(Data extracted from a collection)
+ + +

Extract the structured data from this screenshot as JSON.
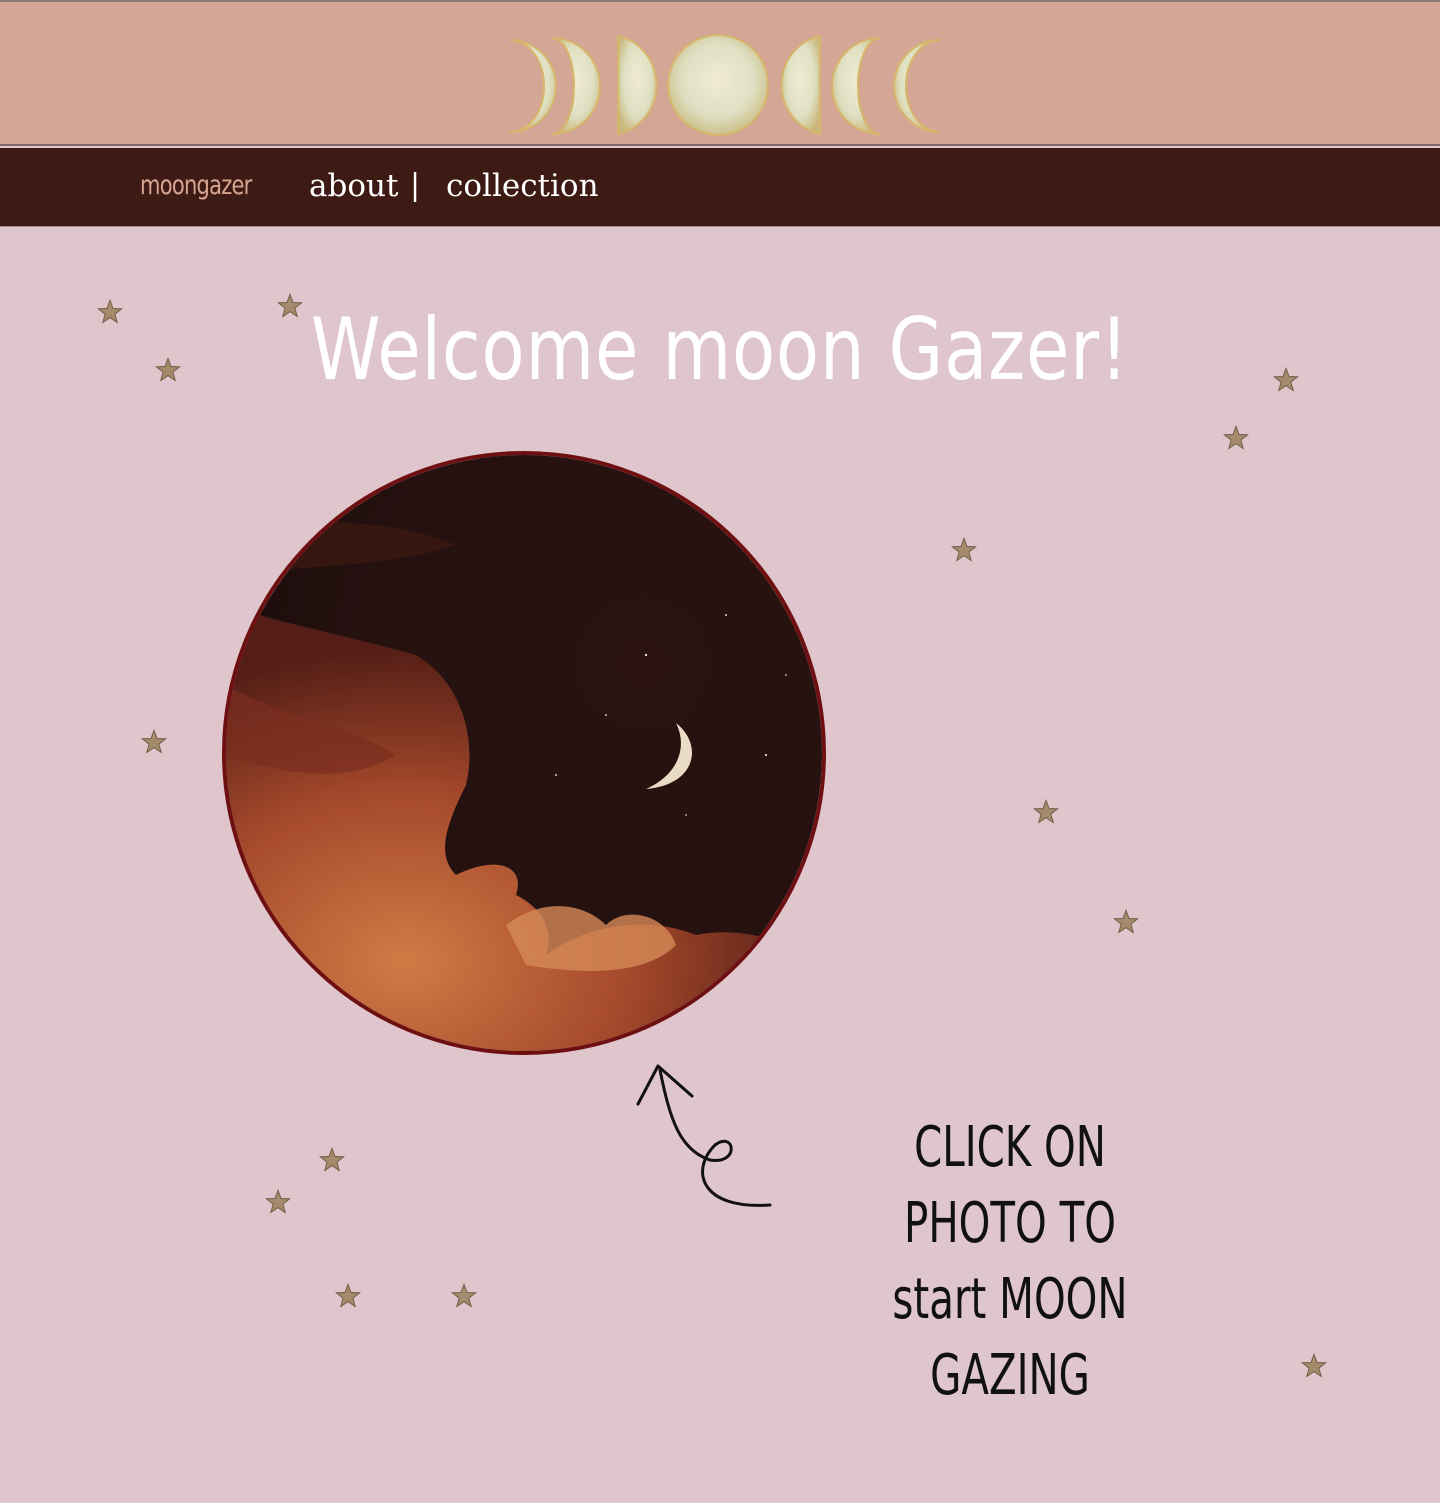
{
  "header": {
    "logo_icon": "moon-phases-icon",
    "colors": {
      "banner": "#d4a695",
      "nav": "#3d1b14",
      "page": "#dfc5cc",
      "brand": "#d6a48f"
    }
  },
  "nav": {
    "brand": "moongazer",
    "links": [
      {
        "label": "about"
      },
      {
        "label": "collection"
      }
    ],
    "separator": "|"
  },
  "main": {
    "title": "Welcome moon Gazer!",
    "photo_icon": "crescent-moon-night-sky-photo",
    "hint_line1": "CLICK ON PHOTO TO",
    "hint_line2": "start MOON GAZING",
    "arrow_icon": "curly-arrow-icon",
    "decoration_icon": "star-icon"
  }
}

+ + +

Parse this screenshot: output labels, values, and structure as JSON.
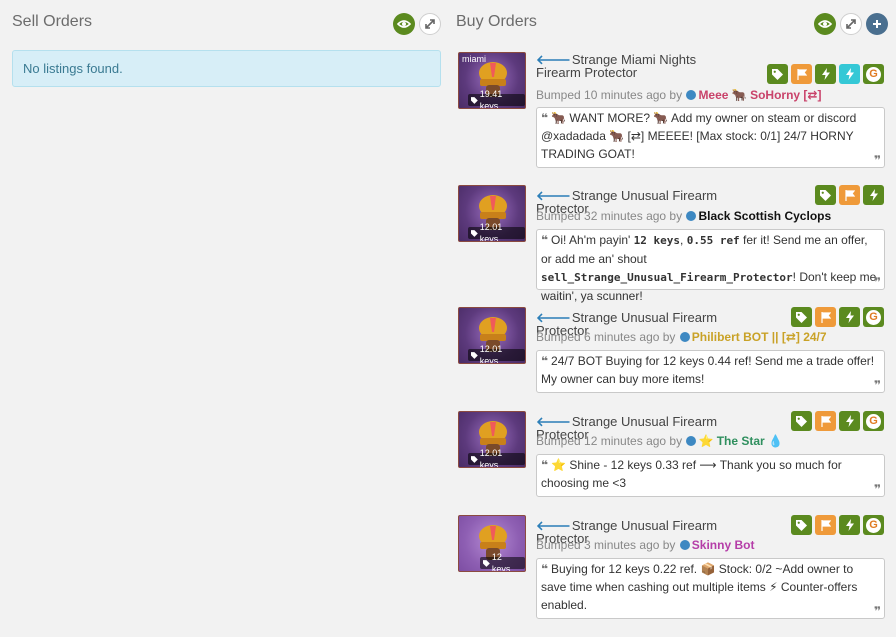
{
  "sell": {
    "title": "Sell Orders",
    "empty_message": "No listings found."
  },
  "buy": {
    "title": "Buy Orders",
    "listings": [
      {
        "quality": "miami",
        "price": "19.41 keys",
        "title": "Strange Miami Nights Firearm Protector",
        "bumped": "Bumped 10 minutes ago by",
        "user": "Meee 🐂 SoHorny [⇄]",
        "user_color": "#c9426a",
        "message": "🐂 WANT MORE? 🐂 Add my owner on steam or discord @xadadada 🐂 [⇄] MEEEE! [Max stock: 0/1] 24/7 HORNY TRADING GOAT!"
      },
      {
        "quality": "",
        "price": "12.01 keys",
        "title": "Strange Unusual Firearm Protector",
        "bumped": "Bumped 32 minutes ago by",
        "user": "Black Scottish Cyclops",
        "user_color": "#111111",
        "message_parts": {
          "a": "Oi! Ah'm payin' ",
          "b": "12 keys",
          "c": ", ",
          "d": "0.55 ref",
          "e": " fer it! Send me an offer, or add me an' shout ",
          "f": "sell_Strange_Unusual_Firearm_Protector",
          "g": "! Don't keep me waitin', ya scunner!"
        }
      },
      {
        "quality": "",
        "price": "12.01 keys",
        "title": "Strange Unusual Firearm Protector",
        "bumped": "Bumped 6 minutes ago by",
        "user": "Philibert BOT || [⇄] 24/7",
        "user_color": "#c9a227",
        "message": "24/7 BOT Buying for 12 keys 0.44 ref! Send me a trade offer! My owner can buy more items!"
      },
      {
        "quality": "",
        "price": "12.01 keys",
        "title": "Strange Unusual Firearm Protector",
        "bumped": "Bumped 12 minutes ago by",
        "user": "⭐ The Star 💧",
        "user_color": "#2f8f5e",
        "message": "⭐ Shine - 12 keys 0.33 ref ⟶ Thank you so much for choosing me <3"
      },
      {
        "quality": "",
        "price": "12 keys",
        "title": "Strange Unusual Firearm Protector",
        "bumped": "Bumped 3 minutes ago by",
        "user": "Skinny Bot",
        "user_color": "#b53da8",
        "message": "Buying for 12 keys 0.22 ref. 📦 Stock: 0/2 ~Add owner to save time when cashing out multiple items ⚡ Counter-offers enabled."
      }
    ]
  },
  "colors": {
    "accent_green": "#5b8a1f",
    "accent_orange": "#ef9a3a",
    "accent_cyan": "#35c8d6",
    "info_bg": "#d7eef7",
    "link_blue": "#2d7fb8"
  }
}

+ + +

*Exercise goal*: Scan the material above. Return every line containing the string "keys".

*Problem solution*:
        "price": "19.41 keys",
        "price": "12.01 keys",
          "b": "12 keys",
        "price": "12.01 keys",
        "message": "24/7 BOT Buying for 12 keys 0.44 ref! Send me a trade offer! My owner can buy more items!"
        "price": "12.01 keys",
        "message": "⭐ Shine - 12 keys 0.33 ref ⟶ Thank you so much for choosing me <3"
        "price": "12 keys",
        "message": "Buying for 12 keys 0.22 ref. 📦 Stock: 0/2 ~Add owner to save time when cashing out multiple items ⚡ Counter-offers enabled."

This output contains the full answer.